[Stored entries]
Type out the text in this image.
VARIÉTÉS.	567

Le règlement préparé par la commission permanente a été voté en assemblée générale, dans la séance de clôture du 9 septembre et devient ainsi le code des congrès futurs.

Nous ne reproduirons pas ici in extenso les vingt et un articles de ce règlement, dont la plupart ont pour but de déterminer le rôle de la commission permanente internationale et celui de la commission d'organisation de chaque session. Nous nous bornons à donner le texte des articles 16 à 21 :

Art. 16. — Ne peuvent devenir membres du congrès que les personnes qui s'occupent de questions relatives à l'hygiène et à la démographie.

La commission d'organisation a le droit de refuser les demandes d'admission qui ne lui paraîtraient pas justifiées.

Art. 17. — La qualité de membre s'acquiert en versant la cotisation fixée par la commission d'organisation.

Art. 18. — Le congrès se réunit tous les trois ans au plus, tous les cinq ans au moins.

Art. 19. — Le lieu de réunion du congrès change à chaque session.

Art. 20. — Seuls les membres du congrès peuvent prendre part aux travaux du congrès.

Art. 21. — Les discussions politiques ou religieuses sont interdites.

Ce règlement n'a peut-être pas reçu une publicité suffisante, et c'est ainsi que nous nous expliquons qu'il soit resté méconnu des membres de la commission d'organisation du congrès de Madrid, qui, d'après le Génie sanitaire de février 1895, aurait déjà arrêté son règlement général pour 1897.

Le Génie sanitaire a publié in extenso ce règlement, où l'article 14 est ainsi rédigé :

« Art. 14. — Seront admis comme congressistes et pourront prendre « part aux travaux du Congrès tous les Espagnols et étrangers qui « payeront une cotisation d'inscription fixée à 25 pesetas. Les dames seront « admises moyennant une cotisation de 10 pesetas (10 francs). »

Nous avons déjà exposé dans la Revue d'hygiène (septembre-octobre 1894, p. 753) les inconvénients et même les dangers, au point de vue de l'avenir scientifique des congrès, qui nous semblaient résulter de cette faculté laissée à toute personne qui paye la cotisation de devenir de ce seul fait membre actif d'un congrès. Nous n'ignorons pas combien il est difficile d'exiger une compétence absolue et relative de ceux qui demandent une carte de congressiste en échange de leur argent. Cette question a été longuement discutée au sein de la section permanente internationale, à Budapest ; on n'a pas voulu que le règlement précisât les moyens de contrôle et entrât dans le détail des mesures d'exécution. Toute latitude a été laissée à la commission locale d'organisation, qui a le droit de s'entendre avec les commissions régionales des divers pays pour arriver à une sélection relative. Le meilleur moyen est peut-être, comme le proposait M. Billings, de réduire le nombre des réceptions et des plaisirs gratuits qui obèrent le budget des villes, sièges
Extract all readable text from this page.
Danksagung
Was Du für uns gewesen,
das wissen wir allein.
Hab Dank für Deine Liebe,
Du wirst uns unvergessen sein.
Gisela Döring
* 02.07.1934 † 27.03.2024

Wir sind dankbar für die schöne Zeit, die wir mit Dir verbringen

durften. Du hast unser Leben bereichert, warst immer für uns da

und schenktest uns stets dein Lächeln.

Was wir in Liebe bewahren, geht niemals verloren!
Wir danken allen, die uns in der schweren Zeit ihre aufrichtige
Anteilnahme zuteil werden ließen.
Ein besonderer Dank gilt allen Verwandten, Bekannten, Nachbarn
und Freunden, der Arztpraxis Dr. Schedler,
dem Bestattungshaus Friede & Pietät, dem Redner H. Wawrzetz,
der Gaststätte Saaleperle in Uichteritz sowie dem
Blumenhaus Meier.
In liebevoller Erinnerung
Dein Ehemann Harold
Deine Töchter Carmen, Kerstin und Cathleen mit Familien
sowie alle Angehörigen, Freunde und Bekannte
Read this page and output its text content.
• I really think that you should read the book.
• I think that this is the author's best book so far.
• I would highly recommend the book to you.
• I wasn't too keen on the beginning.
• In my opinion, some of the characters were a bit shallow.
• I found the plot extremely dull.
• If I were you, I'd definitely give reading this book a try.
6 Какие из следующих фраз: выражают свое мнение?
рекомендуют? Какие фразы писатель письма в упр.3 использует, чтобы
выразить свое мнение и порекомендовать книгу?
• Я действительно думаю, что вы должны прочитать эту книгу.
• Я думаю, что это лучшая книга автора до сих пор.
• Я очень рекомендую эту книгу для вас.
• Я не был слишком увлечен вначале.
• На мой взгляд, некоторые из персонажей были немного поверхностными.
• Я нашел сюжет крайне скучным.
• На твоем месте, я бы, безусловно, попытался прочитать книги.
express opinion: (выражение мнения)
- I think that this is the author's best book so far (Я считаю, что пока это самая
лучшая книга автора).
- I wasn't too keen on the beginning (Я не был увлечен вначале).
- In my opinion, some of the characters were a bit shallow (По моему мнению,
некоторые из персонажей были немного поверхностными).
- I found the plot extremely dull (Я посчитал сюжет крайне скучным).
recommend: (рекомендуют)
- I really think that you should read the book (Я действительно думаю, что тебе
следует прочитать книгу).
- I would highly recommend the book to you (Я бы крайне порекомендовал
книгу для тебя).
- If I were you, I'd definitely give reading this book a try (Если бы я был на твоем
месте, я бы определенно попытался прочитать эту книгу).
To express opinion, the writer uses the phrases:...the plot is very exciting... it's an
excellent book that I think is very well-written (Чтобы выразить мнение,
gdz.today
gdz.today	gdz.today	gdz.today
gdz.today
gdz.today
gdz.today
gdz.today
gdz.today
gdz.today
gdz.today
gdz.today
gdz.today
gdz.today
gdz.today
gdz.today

TASK OBJECTIVE :: Identify the lines that hold the word "sowie". Copy every one of them.

SOLUTION FOR THIS TASK ::
der Gaststätte Saaleperle in Uichteritz sowie dem
sowie alle Angehörigen, Freunde und Bekannte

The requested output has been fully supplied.